Your instructions:
Every entry needs to be reproduced exactly.

## Begin Material shown

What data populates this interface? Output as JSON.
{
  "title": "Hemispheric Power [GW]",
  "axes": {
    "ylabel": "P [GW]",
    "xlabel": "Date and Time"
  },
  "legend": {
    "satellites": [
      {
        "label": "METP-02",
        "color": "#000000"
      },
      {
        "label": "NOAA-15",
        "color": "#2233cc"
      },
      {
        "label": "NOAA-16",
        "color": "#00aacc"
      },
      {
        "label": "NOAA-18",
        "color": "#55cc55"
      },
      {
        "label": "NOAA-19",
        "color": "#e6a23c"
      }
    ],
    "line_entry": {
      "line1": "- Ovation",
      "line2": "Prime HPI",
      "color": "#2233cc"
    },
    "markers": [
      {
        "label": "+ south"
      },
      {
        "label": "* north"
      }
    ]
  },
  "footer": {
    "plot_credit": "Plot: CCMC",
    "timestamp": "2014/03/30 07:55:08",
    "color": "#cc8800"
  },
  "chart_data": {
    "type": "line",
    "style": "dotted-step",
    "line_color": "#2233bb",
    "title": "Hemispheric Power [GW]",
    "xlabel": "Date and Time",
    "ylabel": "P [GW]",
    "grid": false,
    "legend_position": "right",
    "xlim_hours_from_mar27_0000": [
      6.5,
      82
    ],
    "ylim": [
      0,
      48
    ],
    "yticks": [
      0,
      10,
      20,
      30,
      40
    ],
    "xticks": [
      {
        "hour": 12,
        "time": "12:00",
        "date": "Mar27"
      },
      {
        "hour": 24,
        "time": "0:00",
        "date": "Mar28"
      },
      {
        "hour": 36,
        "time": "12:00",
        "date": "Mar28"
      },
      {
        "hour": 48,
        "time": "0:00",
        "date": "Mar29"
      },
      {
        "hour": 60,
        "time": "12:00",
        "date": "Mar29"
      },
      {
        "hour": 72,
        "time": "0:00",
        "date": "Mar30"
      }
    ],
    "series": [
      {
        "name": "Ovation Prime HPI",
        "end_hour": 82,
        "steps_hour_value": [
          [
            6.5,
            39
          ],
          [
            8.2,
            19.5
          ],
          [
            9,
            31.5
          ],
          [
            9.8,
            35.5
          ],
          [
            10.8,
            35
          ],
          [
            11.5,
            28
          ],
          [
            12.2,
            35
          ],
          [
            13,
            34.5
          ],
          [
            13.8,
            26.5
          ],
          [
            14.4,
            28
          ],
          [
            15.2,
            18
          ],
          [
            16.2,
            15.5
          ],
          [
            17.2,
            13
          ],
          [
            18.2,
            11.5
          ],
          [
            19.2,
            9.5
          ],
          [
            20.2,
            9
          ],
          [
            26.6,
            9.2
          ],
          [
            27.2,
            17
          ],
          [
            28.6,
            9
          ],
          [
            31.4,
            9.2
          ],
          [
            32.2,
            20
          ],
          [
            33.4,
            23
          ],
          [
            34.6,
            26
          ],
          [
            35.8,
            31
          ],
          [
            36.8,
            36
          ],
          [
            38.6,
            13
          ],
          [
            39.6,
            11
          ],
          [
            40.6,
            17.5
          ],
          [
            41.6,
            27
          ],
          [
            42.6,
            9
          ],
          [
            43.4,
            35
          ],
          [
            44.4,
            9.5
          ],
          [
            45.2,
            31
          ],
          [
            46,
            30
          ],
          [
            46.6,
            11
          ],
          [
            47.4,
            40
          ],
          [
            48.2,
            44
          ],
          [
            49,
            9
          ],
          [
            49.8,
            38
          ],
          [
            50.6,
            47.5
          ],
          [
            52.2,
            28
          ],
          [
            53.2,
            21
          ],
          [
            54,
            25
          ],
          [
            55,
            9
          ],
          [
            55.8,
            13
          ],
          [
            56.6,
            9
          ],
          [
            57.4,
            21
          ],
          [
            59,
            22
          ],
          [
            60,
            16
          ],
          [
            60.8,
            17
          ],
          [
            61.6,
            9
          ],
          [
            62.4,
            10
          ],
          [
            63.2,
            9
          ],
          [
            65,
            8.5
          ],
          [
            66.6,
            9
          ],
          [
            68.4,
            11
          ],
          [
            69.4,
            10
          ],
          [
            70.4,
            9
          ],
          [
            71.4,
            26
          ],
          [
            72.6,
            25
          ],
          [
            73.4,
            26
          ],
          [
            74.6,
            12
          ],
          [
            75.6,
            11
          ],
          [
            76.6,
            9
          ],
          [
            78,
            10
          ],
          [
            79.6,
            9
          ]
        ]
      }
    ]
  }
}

## End Material shown

Expected output:
What data populates this interface? Output as JSON.
{
  "title": "Hemispheric Power [GW]",
  "axes": {
    "ylabel": "P [GW]",
    "xlabel": "Date and Time"
  },
  "legend": {
    "satellites": [
      {
        "label": "METP-02",
        "color": "#000000"
      },
      {
        "label": "NOAA-15",
        "color": "#2233cc"
      },
      {
        "label": "NOAA-16",
        "color": "#00aacc"
      },
      {
        "label": "NOAA-18",
        "color": "#55cc55"
      },
      {
        "label": "NOAA-19",
        "color": "#e6a23c"
      }
    ],
    "line_entry": {
      "line1": "- Ovation",
      "line2": "Prime HPI",
      "color": "#2233cc"
    },
    "markers": [
      {
        "label": "+ south"
      },
      {
        "label": "* north"
      }
    ]
  },
  "footer": {
    "plot_credit": "Plot: CCMC",
    "timestamp": "2014/03/30 07:55:08",
    "color": "#cc8800"
  },
  "chart_data": {
    "type": "line",
    "style": "dotted-step",
    "line_color": "#2233bb",
    "title": "Hemispheric Power [GW]",
    "xlabel": "Date and Time",
    "ylabel": "P [GW]",
    "grid": false,
    "legend_position": "right",
    "xlim_hours_from_mar27_0000": [
      6.5,
      82
    ],
    "ylim": [
      0,
      48
    ],
    "yticks": [
      0,
      10,
      20,
      30,
      40
    ],
    "xticks": [
      {
        "hour": 12,
        "time": "12:00",
        "date": "Mar27"
      },
      {
        "hour": 24,
        "time": "0:00",
        "date": "Mar28"
      },
      {
        "hour": 36,
        "time": "12:00",
        "date": "Mar28"
      },
      {
        "hour": 48,
        "time": "0:00",
        "date": "Mar29"
      },
      {
        "hour": 60,
        "time": "12:00",
        "date": "Mar29"
      },
      {
        "hour": 72,
        "time": "0:00",
        "date": "Mar30"
      }
    ],
    "series": [
      {
        "name": "Ovation Prime HPI",
        "end_hour": 82,
        "steps_hour_value": [
          [
            6.5,
            39
          ],
          [
            8.2,
            19.5
          ],
          [
            9,
            31.5
          ],
          [
            9.8,
            35.5
          ],
          [
            10.8,
            35
          ],
          [
            11.5,
            28
          ],
          [
            12.2,
            35
          ],
          [
            13,
            34.5
          ],
          [
            13.8,
            26.5
          ],
          [
            14.4,
            28
          ],
          [
            15.2,
            18
          ],
          [
            16.2,
            15.5
          ],
          [
            17.2,
            13
          ],
          [
            18.2,
            11.5
          ],
          [
            19.2,
            9.5
          ],
          [
            20.2,
            9
          ],
          [
            26.6,
            9.2
          ],
          [
            27.2,
            17
          ],
          [
            28.6,
            9
          ],
          [
            31.4,
            9.2
          ],
          [
            32.2,
            20
          ],
          [
            33.4,
            23
          ],
          [
            34.6,
            26
          ],
          [
            35.8,
            31
          ],
          [
            36.8,
            36
          ],
          [
            38.6,
            13
          ],
          [
            39.6,
            11
          ],
          [
            40.6,
            17.5
          ],
          [
            41.6,
            27
          ],
          [
            42.6,
            9
          ],
          [
            43.4,
            35
          ],
          [
            44.4,
            9.5
          ],
          [
            45.2,
            31
          ],
          [
            46,
            30
          ],
          [
            46.6,
            11
          ],
          [
            47.4,
            40
          ],
          [
            48.2,
            44
          ],
          [
            49,
            9
          ],
          [
            49.8,
            38
          ],
          [
            50.6,
            47.5
          ],
          [
            52.2,
            28
          ],
          [
            53.2,
            21
          ],
          [
            54,
            25
          ],
          [
            55,
            9
          ],
          [
            55.8,
            13
          ],
          [
            56.6,
            9
          ],
          [
            57.4,
            21
          ],
          [
            59,
            22
          ],
          [
            60,
            16
          ],
          [
            60.8,
            17
          ],
          [
            61.6,
            9
          ],
          [
            62.4,
            10
          ],
          [
            63.2,
            9
          ],
          [
            65,
            8.5
          ],
          [
            66.6,
            9
          ],
          [
            68.4,
            11
          ],
          [
            69.4,
            10
          ],
          [
            70.4,
            9
          ],
          [
            71.4,
            26
          ],
          [
            72.6,
            25
          ],
          [
            73.4,
            26
          ],
          [
            74.6,
            12
          ],
          [
            75.6,
            11
          ],
          [
            76.6,
            9
          ],
          [
            78,
            10
          ],
          [
            79.6,
            9
          ]
        ]
      }
    ]
  }
}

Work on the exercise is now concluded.